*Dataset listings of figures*
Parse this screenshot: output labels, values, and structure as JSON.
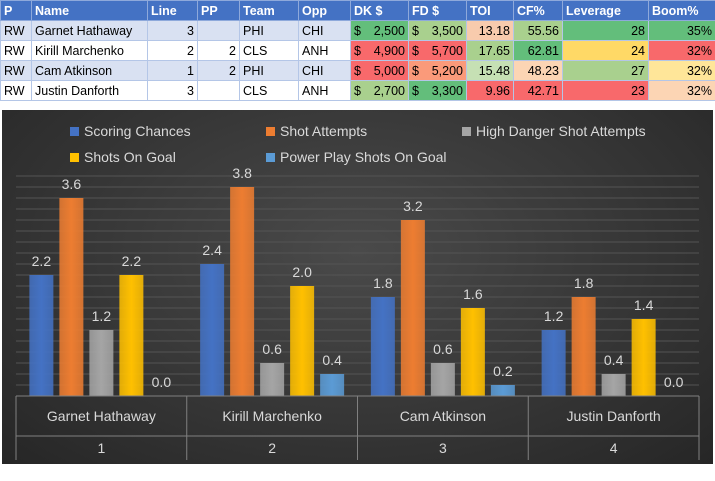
{
  "table": {
    "headers": [
      "P",
      "Name",
      "Line",
      "PP",
      "Team",
      "Opp",
      "DK $",
      "FD $",
      "TOI",
      "CF%",
      "Leverage",
      "Boom%"
    ],
    "rows": [
      {
        "pos": "RW",
        "name": "Garnet Hathaway",
        "line": "3",
        "pp": "",
        "team": "PHI",
        "opp": "CHI",
        "dk": "2,500",
        "fd": "3,500",
        "toi": "13.18",
        "cf": "55.56",
        "leverage": "28",
        "boom": "35%",
        "colors": {
          "dk": "#63be7b",
          "fd": "#a9d08e",
          "toi": "#f8cbad",
          "cf": "#a9d08e",
          "leverage": "#63be7b",
          "boom": "#63be7b"
        }
      },
      {
        "pos": "RW",
        "name": "Kirill Marchenko",
        "line": "2",
        "pp": "2",
        "team": "CLS",
        "opp": "ANH",
        "dk": "4,900",
        "fd": "5,700",
        "toi": "17.65",
        "cf": "62.81",
        "leverage": "24",
        "boom": "32%",
        "colors": {
          "dk": "#f8696b",
          "fd": "#f8696b",
          "toi": "#a9d08e",
          "cf": "#63be7b",
          "leverage": "#ffd966",
          "boom": "#f8696b"
        }
      },
      {
        "pos": "RW",
        "name": "Cam Atkinson",
        "line": "1",
        "pp": "2",
        "team": "PHI",
        "opp": "CHI",
        "dk": "5,000",
        "fd": "5,200",
        "toi": "15.48",
        "cf": "48.23",
        "leverage": "27",
        "boom": "32%",
        "colors": {
          "dk": "#f8696b",
          "fd": "#fa9a7a",
          "toi": "#c6e0b4",
          "cf": "#fcd5b4",
          "leverage": "#a9d08e",
          "boom": "#ffe699"
        }
      },
      {
        "pos": "RW",
        "name": "Justin Danforth",
        "line": "3",
        "pp": "",
        "team": "CLS",
        "opp": "ANH",
        "dk": "2,700",
        "fd": "3,300",
        "toi": "9.96",
        "cf": "42.71",
        "leverage": "23",
        "boom": "32%",
        "colors": {
          "dk": "#a9d08e",
          "fd": "#63be7b",
          "toi": "#f8696b",
          "cf": "#f8696b",
          "leverage": "#f8696b",
          "boom": "#fcd5b4"
        }
      }
    ],
    "currency": "$"
  },
  "chart_data": {
    "type": "bar",
    "title": "",
    "xlabel": "",
    "ylabel": "",
    "ylim": [
      0,
      4.0
    ],
    "grid": true,
    "legend": "top",
    "categories": [
      "Garnet Hathaway",
      "Kirill Marchenko",
      "Cam Atkinson",
      "Justin Danforth"
    ],
    "category_groups": [
      "1",
      "2",
      "3",
      "4"
    ],
    "series": [
      {
        "name": "Scoring Chances",
        "values": [
          2.2,
          2.4,
          1.8,
          1.2
        ],
        "color": "#4472c4"
      },
      {
        "name": "Shot Attempts",
        "values": [
          3.6,
          3.8,
          3.2,
          1.8
        ],
        "color": "#ed7d31"
      },
      {
        "name": "High Danger Shot Attempts",
        "values": [
          1.2,
          0.6,
          0.6,
          0.4
        ],
        "color": "#a5a5a5"
      },
      {
        "name": "Shots On Goal",
        "values": [
          2.2,
          2.0,
          1.6,
          1.4
        ],
        "color": "#ffc000"
      },
      {
        "name": "Power Play Shots On Goal",
        "values": [
          0.0,
          0.4,
          0.2,
          0.0
        ],
        "color": "#5b9bd5"
      }
    ]
  }
}
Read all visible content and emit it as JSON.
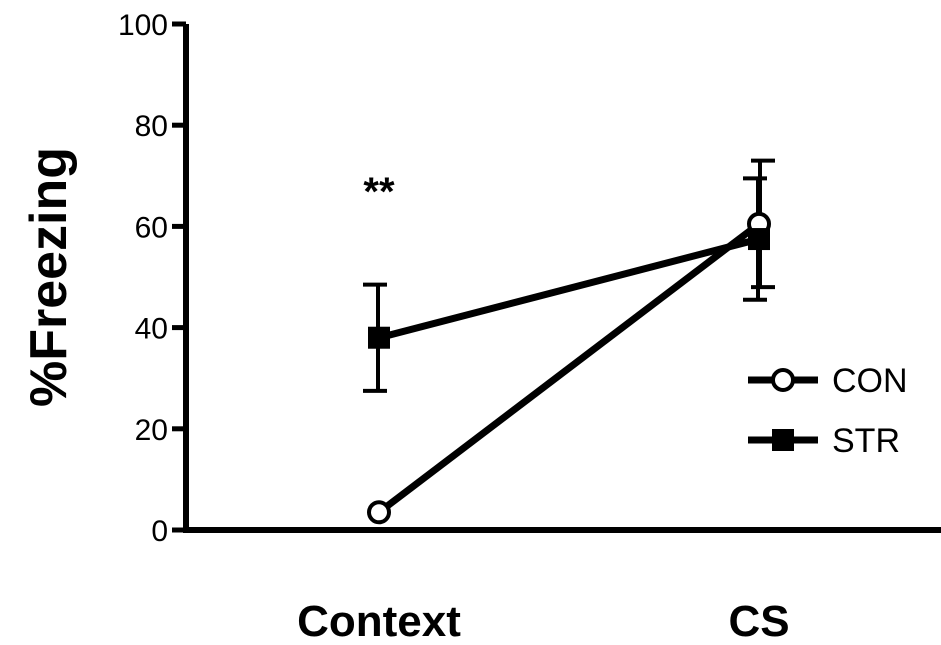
{
  "chart_data": {
    "type": "line",
    "title": "",
    "xlabel": "",
    "ylabel": "%Freezing",
    "ylim": [
      0,
      100
    ],
    "yticks": [
      "0",
      "20",
      "40",
      "60",
      "80",
      "100"
    ],
    "categories": [
      "Context",
      "CS"
    ],
    "grid": false,
    "legend_position": "right",
    "series": [
      {
        "name": "CON",
        "marker": "open-circle",
        "values": [
          3.5,
          60.5
        ],
        "error": [
          0,
          12.5
        ]
      },
      {
        "name": "STR",
        "marker": "filled-square",
        "values": [
          38,
          57.5
        ],
        "error": [
          10.5,
          12
        ]
      }
    ],
    "annotations": [
      {
        "text": "**",
        "category": "Context"
      }
    ]
  }
}
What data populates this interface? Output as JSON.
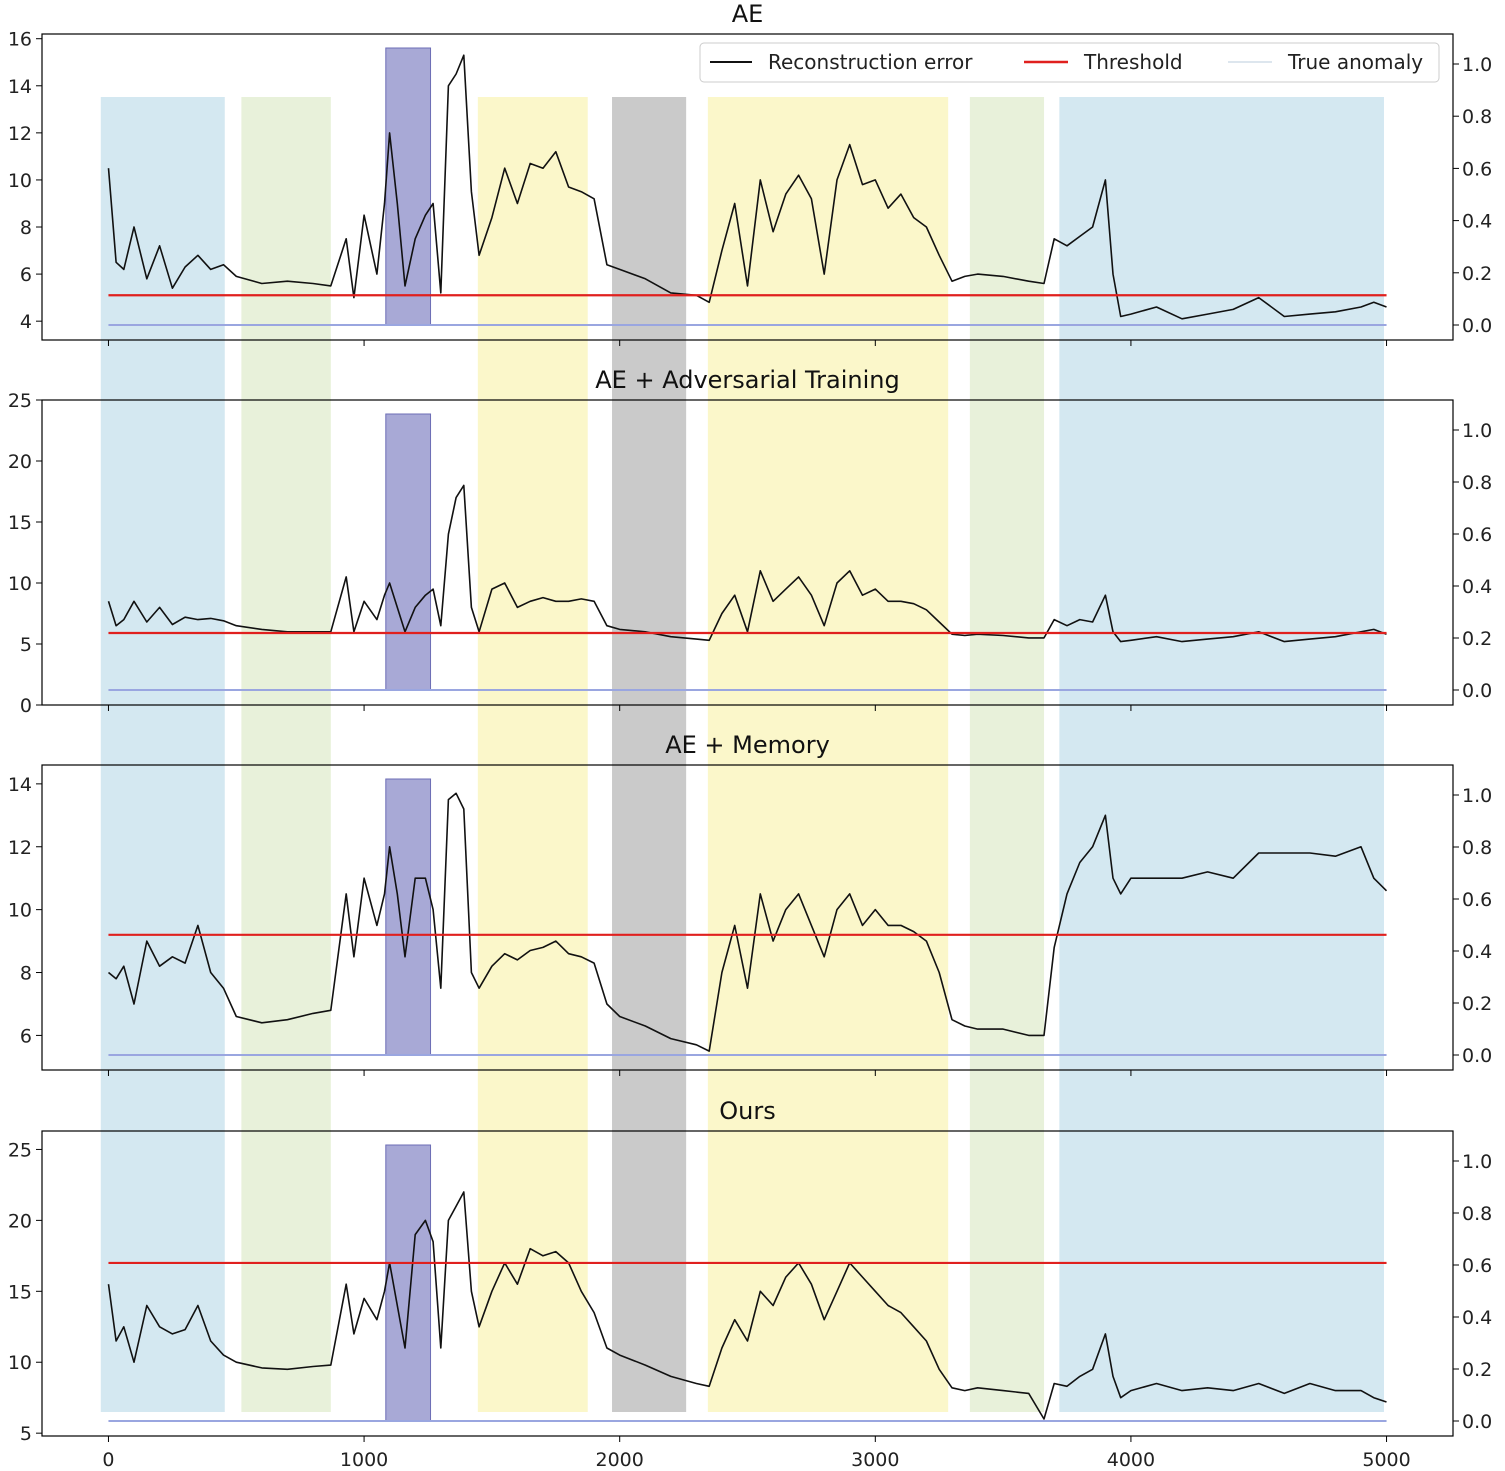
{
  "figure": {
    "legend": {
      "entries": [
        {
          "label": "Reconstruction error",
          "color": "#111111"
        },
        {
          "label": "Threshold",
          "color": "#e0201e"
        },
        {
          "label": "True anomaly",
          "color": "#dde6ee"
        }
      ],
      "placement": "top-right of first panel"
    },
    "x_ticks": [
      "0",
      "1000",
      "2000",
      "3000",
      "4000",
      "5000"
    ],
    "right_ticks": [
      "0.0",
      "0.2",
      "0.4",
      "0.6",
      "0.8",
      "1.0"
    ],
    "colors": {
      "error": "#111111",
      "threshold": "#e0201e",
      "true_anomaly": "#9aa6e0",
      "bands": {
        "blue": "#cfe6ef",
        "green": "#e5efd6",
        "purple": "#8b8cc8",
        "yellow": "#fbf6c4",
        "gray": "#c4c4c4"
      }
    },
    "bands": [
      {
        "x0": -30,
        "x1": 455,
        "color": "blue"
      },
      {
        "x0": 520,
        "x1": 870,
        "color": "green"
      },
      {
        "x0": 1085,
        "x1": 1260,
        "color": "purple"
      },
      {
        "x0": 1445,
        "x1": 1875,
        "color": "yellow"
      },
      {
        "x0": 1970,
        "x1": 2260,
        "color": "gray"
      },
      {
        "x0": 2345,
        "x1": 3285,
        "color": "yellow"
      },
      {
        "x0": 3370,
        "x1": 3660,
        "color": "green"
      },
      {
        "x0": 3720,
        "x1": 4990,
        "color": "blue"
      }
    ]
  },
  "chart_data": [
    {
      "type": "line",
      "title": "AE",
      "xlim": [
        -260,
        5260
      ],
      "ylim": [
        3.2,
        16.2
      ],
      "y_ticks": [
        4,
        6,
        8,
        10,
        12,
        14,
        16
      ],
      "x": [
        0,
        30,
        60,
        100,
        150,
        200,
        250,
        300,
        350,
        400,
        450,
        500,
        600,
        700,
        800,
        870,
        930,
        960,
        1000,
        1050,
        1080,
        1100,
        1130,
        1160,
        1200,
        1240,
        1270,
        1300,
        1330,
        1360,
        1390,
        1420,
        1450,
        1500,
        1550,
        1600,
        1650,
        1700,
        1750,
        1800,
        1850,
        1900,
        1950,
        2000,
        2100,
        2200,
        2300,
        2350,
        2400,
        2450,
        2500,
        2550,
        2600,
        2650,
        2700,
        2750,
        2800,
        2850,
        2900,
        2950,
        3000,
        3050,
        3100,
        3150,
        3200,
        3250,
        3300,
        3350,
        3400,
        3500,
        3600,
        3660,
        3700,
        3750,
        3800,
        3850,
        3900,
        3930,
        3960,
        4000,
        4100,
        4200,
        4300,
        4400,
        4500,
        4600,
        4700,
        4800,
        4900,
        4950,
        5000
      ],
      "series": [
        {
          "name": "Reconstruction error",
          "values": [
            10.5,
            6.5,
            6.2,
            8.0,
            5.8,
            7.2,
            5.4,
            6.3,
            6.8,
            6.2,
            6.4,
            5.9,
            5.6,
            5.7,
            5.6,
            5.5,
            7.5,
            5.0,
            8.5,
            6.0,
            9.0,
            12.0,
            9.0,
            5.5,
            7.5,
            8.5,
            9.0,
            5.2,
            14.0,
            14.5,
            15.3,
            9.5,
            6.8,
            8.4,
            10.5,
            9.0,
            10.7,
            10.5,
            11.2,
            9.7,
            9.5,
            9.2,
            6.4,
            6.2,
            5.8,
            5.2,
            5.1,
            4.8,
            7.0,
            9.0,
            5.5,
            10.0,
            7.8,
            9.4,
            10.2,
            9.2,
            6.0,
            10.0,
            11.5,
            9.8,
            10.0,
            8.8,
            9.4,
            8.4,
            8.0,
            6.8,
            5.7,
            5.9,
            6.0,
            5.9,
            5.7,
            5.6,
            7.5,
            7.2,
            7.6,
            8.0,
            10.0,
            6.0,
            4.2,
            4.3,
            4.6,
            4.1,
            4.3,
            4.5,
            5.0,
            4.2,
            4.3,
            4.4,
            4.6,
            4.8,
            4.6
          ]
        }
      ],
      "threshold": 5.1,
      "true_anomaly": 0.0
    },
    {
      "type": "line",
      "title": "AE + Adversarial Training",
      "xlim": [
        -260,
        5260
      ],
      "ylim": [
        0,
        25
      ],
      "y_ticks": [
        0,
        5,
        10,
        15,
        20,
        25
      ],
      "x": [
        0,
        30,
        60,
        100,
        150,
        200,
        250,
        300,
        350,
        400,
        450,
        500,
        600,
        700,
        800,
        870,
        930,
        960,
        1000,
        1050,
        1080,
        1100,
        1130,
        1160,
        1200,
        1240,
        1270,
        1300,
        1330,
        1360,
        1390,
        1420,
        1450,
        1500,
        1550,
        1600,
        1650,
        1700,
        1750,
        1800,
        1850,
        1900,
        1950,
        2000,
        2100,
        2200,
        2300,
        2350,
        2400,
        2450,
        2500,
        2550,
        2600,
        2650,
        2700,
        2750,
        2800,
        2850,
        2900,
        2950,
        3000,
        3050,
        3100,
        3150,
        3200,
        3250,
        3300,
        3350,
        3400,
        3500,
        3600,
        3660,
        3700,
        3750,
        3800,
        3850,
        3900,
        3930,
        3960,
        4000,
        4100,
        4200,
        4300,
        4400,
        4500,
        4600,
        4700,
        4800,
        4900,
        4950,
        5000
      ],
      "series": [
        {
          "name": "Reconstruction error",
          "values": [
            8.5,
            6.5,
            7.0,
            8.5,
            6.8,
            8.0,
            6.6,
            7.2,
            7.0,
            7.1,
            6.9,
            6.5,
            6.2,
            6.0,
            6.0,
            6.0,
            10.5,
            6.0,
            8.5,
            7.0,
            9.0,
            10.0,
            8.0,
            6.0,
            8.0,
            9.0,
            9.5,
            6.5,
            14.0,
            17.0,
            18.0,
            8.0,
            6.0,
            9.5,
            10.0,
            8.0,
            8.5,
            8.8,
            8.5,
            8.5,
            8.7,
            8.5,
            6.5,
            6.2,
            6.0,
            5.6,
            5.4,
            5.3,
            7.5,
            9.0,
            6.0,
            11.0,
            8.5,
            9.5,
            10.5,
            9.0,
            6.5,
            10.0,
            11.0,
            9.0,
            9.5,
            8.5,
            8.5,
            8.3,
            7.8,
            6.8,
            5.8,
            5.7,
            5.8,
            5.7,
            5.5,
            5.5,
            7.0,
            6.5,
            7.0,
            6.8,
            9.0,
            6.0,
            5.2,
            5.3,
            5.6,
            5.2,
            5.4,
            5.6,
            6.0,
            5.2,
            5.4,
            5.6,
            6.0,
            6.2,
            5.8
          ]
        }
      ],
      "threshold": 5.9,
      "true_anomaly": 0.0
    },
    {
      "type": "line",
      "title": "AE + Memory",
      "xlim": [
        -260,
        5260
      ],
      "ylim": [
        4.9,
        14.6
      ],
      "y_ticks": [
        6,
        8,
        10,
        12,
        14
      ],
      "x": [
        0,
        30,
        60,
        100,
        150,
        200,
        250,
        300,
        350,
        400,
        450,
        500,
        600,
        700,
        800,
        870,
        930,
        960,
        1000,
        1050,
        1080,
        1100,
        1130,
        1160,
        1200,
        1240,
        1270,
        1300,
        1330,
        1360,
        1390,
        1420,
        1450,
        1500,
        1550,
        1600,
        1650,
        1700,
        1750,
        1800,
        1850,
        1900,
        1950,
        2000,
        2100,
        2200,
        2300,
        2350,
        2400,
        2450,
        2500,
        2550,
        2600,
        2650,
        2700,
        2750,
        2800,
        2850,
        2900,
        2950,
        3000,
        3050,
        3100,
        3150,
        3200,
        3250,
        3300,
        3350,
        3400,
        3500,
        3600,
        3660,
        3700,
        3750,
        3800,
        3850,
        3900,
        3930,
        3960,
        4000,
        4100,
        4200,
        4300,
        4400,
        4500,
        4600,
        4700,
        4800,
        4900,
        4950,
        5000
      ],
      "series": [
        {
          "name": "Reconstruction error",
          "values": [
            8.0,
            7.8,
            8.2,
            7.0,
            9.0,
            8.2,
            8.5,
            8.3,
            9.5,
            8.0,
            7.5,
            6.6,
            6.4,
            6.5,
            6.7,
            6.8,
            10.5,
            8.5,
            11.0,
            9.5,
            10.5,
            12.0,
            10.5,
            8.5,
            11.0,
            11.0,
            10.0,
            7.5,
            13.5,
            13.7,
            13.2,
            8.0,
            7.5,
            8.2,
            8.6,
            8.4,
            8.7,
            8.8,
            9.0,
            8.6,
            8.5,
            8.3,
            7.0,
            6.6,
            6.3,
            5.9,
            5.7,
            5.5,
            8.0,
            9.5,
            7.5,
            10.5,
            9.0,
            10.0,
            10.5,
            9.5,
            8.5,
            10.0,
            10.5,
            9.5,
            10.0,
            9.5,
            9.5,
            9.3,
            9.0,
            8.0,
            6.5,
            6.3,
            6.2,
            6.2,
            6.0,
            6.0,
            8.8,
            10.5,
            11.5,
            12.0,
            13.0,
            11.0,
            10.5,
            11.0,
            11.0,
            11.0,
            11.2,
            11.0,
            11.8,
            11.8,
            11.8,
            11.7,
            12.0,
            11.0,
            10.6
          ]
        }
      ],
      "threshold": 9.2,
      "true_anomaly": 0.0
    },
    {
      "type": "line",
      "title": "Ours",
      "xlim": [
        -260,
        5260
      ],
      "ylim": [
        4.8,
        26.3
      ],
      "y_ticks": [
        5,
        10,
        15,
        20,
        25
      ],
      "x": [
        0,
        30,
        60,
        100,
        150,
        200,
        250,
        300,
        350,
        400,
        450,
        500,
        600,
        700,
        800,
        870,
        930,
        960,
        1000,
        1050,
        1080,
        1100,
        1130,
        1160,
        1200,
        1240,
        1270,
        1300,
        1330,
        1360,
        1390,
        1420,
        1450,
        1500,
        1550,
        1600,
        1650,
        1700,
        1750,
        1800,
        1850,
        1900,
        1950,
        2000,
        2100,
        2200,
        2300,
        2350,
        2400,
        2450,
        2500,
        2550,
        2600,
        2650,
        2700,
        2750,
        2800,
        2850,
        2900,
        2950,
        3000,
        3050,
        3100,
        3150,
        3200,
        3250,
        3300,
        3350,
        3400,
        3500,
        3600,
        3660,
        3700,
        3750,
        3800,
        3850,
        3900,
        3930,
        3960,
        4000,
        4100,
        4200,
        4300,
        4400,
        4500,
        4600,
        4700,
        4800,
        4900,
        4950,
        5000
      ],
      "series": [
        {
          "name": "Reconstruction error",
          "values": [
            15.5,
            11.5,
            12.5,
            10.0,
            14.0,
            12.5,
            12.0,
            12.3,
            14.0,
            11.5,
            10.5,
            10.0,
            9.6,
            9.5,
            9.7,
            9.8,
            15.5,
            12.0,
            14.5,
            13.0,
            15.0,
            17.0,
            14.0,
            11.0,
            19.0,
            20.0,
            18.5,
            11.0,
            20.0,
            21.0,
            22.0,
            15.0,
            12.5,
            15.0,
            17.0,
            15.5,
            18.0,
            17.5,
            17.8,
            17.0,
            15.0,
            13.5,
            11.0,
            10.5,
            9.8,
            9.0,
            8.5,
            8.3,
            11.0,
            13.0,
            11.5,
            15.0,
            14.0,
            16.0,
            17.0,
            15.5,
            13.0,
            15.0,
            17.0,
            16.0,
            15.0,
            14.0,
            13.5,
            12.5,
            11.5,
            9.5,
            8.2,
            8.0,
            8.2,
            8.0,
            7.8,
            6.0,
            8.5,
            8.3,
            9.0,
            9.5,
            12.0,
            9.0,
            7.5,
            8.0,
            8.5,
            8.0,
            8.2,
            8.0,
            8.5,
            7.8,
            8.5,
            8.0,
            8.0,
            7.5,
            7.2
          ]
        }
      ],
      "threshold": 17.0,
      "true_anomaly": 0.0
    }
  ]
}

*Aim*
Scan the records above and report how many lines include the word "marker", without any other text.

*Response to the task*
2